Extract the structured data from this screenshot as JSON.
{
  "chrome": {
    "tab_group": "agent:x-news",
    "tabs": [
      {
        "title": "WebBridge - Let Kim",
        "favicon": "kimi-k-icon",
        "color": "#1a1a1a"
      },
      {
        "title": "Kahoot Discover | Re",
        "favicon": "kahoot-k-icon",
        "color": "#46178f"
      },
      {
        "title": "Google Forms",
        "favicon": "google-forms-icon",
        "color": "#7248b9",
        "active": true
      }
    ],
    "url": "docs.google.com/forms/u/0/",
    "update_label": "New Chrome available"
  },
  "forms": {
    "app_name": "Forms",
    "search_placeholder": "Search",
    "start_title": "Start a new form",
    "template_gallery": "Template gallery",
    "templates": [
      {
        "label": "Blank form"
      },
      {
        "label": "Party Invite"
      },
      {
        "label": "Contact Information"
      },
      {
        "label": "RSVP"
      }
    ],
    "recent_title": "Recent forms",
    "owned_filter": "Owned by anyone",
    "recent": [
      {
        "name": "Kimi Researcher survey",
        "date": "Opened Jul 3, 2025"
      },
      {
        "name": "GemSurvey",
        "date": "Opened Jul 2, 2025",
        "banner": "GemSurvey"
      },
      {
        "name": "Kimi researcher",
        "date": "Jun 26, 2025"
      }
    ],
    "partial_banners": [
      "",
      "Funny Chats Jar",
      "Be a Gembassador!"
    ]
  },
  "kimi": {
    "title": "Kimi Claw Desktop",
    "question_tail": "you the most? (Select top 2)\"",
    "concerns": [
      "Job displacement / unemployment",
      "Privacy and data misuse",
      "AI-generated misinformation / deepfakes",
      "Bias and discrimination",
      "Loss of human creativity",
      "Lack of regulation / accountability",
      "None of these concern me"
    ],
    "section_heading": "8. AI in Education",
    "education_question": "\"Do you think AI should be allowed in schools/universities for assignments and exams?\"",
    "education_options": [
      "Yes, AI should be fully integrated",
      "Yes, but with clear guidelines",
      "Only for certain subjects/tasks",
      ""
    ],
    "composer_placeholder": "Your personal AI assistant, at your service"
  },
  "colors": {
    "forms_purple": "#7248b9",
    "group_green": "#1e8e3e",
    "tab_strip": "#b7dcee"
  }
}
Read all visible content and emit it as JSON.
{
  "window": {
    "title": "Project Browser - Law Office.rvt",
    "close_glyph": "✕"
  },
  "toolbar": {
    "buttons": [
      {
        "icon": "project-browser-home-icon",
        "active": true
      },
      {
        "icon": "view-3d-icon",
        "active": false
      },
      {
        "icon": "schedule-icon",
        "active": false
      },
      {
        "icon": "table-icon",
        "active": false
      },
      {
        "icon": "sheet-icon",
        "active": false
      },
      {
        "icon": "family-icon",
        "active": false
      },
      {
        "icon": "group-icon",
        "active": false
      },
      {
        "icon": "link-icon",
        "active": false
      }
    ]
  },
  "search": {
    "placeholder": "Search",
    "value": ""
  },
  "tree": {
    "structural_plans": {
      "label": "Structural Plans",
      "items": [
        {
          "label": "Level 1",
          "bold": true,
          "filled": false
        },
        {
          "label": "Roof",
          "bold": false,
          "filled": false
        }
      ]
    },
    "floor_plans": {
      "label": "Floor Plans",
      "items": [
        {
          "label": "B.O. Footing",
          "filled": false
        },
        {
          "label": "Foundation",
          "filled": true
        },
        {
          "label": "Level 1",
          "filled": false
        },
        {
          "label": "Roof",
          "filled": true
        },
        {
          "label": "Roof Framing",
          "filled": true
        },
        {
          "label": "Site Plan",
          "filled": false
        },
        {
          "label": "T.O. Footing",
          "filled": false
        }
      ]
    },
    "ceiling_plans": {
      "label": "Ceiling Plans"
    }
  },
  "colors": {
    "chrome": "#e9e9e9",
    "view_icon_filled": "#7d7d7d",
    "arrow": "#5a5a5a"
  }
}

What to do - Reproduce the full set of records precisely.

Exercise output -
Extract the structured data from this screenshot as JSON.
{
  "chrome": {
    "tab_group": "agent:x-news",
    "tabs": [
      {
        "title": "WebBridge - Let Kim",
        "favicon": "kimi-k-icon",
        "color": "#1a1a1a"
      },
      {
        "title": "Kahoot Discover | Re",
        "favicon": "kahoot-k-icon",
        "color": "#46178f"
      },
      {
        "title": "Google Forms",
        "favicon": "google-forms-icon",
        "color": "#7248b9",
        "active": true
      }
    ],
    "url": "docs.google.com/forms/u/0/",
    "update_label": "New Chrome available"
  },
  "forms": {
    "app_name": "Forms",
    "search_placeholder": "Search",
    "start_title": "Start a new form",
    "template_gallery": "Template gallery",
    "templates": [
      {
        "label": "Blank form"
      },
      {
        "label": "Party Invite"
      },
      {
        "label": "Contact Information"
      },
      {
        "label": "RSVP"
      }
    ],
    "recent_title": "Recent forms",
    "owned_filter": "Owned by anyone",
    "recent": [
      {
        "name": "Kimi Researcher survey",
        "date": "Opened Jul 3, 2025"
      },
      {
        "name": "GemSurvey",
        "date": "Opened Jul 2, 2025",
        "banner": "GemSurvey"
      },
      {
        "name": "Kimi researcher",
        "date": "Jun 26, 2025"
      }
    ],
    "partial_banners": [
      "",
      "Funny Chats Jar",
      "Be a Gembassador!"
    ]
  },
  "kimi": {
    "title": "Kimi Claw Desktop",
    "question_tail": "you the most? (Select top 2)\"",
    "concerns": [
      "Job displacement / unemployment",
      "Privacy and data misuse",
      "AI-generated misinformation / deepfakes",
      "Bias and discrimination",
      "Loss of human creativity",
      "Lack of regulation / accountability",
      "None of these concern me"
    ],
    "section_heading": "8. AI in Education",
    "education_question": "\"Do you think AI should be allowed in schools/universities for assignments and exams?\"",
    "education_options": [
      "Yes, AI should be fully integrated",
      "Yes, but with clear guidelines",
      "Only for certain subjects/tasks",
      ""
    ],
    "composer_placeholder": "Your personal AI assistant, at your service"
  },
  "colors": {
    "forms_purple": "#7248b9",
    "group_green": "#1e8e3e",
    "tab_strip": "#b7dcee"
  }
}
Read all visible content and emit it as JSON.
{
  "window": {
    "title": "Project Browser - Law Office.rvt",
    "close_glyph": "✕"
  },
  "toolbar": {
    "buttons": [
      {
        "icon": "project-browser-home-icon",
        "active": true
      },
      {
        "icon": "view-3d-icon",
        "active": false
      },
      {
        "icon": "schedule-icon",
        "active": false
      },
      {
        "icon": "table-icon",
        "active": false
      },
      {
        "icon": "sheet-icon",
        "active": false
      },
      {
        "icon": "family-icon",
        "active": false
      },
      {
        "icon": "group-icon",
        "active": false
      },
      {
        "icon": "link-icon",
        "active": false
      }
    ]
  },
  "search": {
    "placeholder": "Search",
    "value": ""
  },
  "tree": {
    "structural_plans": {
      "label": "Structural Plans",
      "items": [
        {
          "label": "Level 1",
          "bold": true,
          "filled": false
        },
        {
          "label": "Roof",
          "bold": false,
          "filled": false
        }
      ]
    },
    "floor_plans": {
      "label": "Floor Plans",
      "items": [
        {
          "label": "B.O. Footing",
          "filled": false
        },
        {
          "label": "Foundation",
          "filled": true
        },
        {
          "label": "Level 1",
          "filled": false
        },
        {
          "label": "Roof",
          "filled": true
        },
        {
          "label": "Roof Framing",
          "filled": true
        },
        {
          "label": "Site Plan",
          "filled": false
        },
        {
          "label": "T.O. Footing",
          "filled": false
        }
      ]
    },
    "ceiling_plans": {
      "label": "Ceiling Plans"
    }
  },
  "colors": {
    "chrome": "#e9e9e9",
    "view_icon_filled": "#7d7d7d",
    "arrow": "#5a5a5a"
  }
}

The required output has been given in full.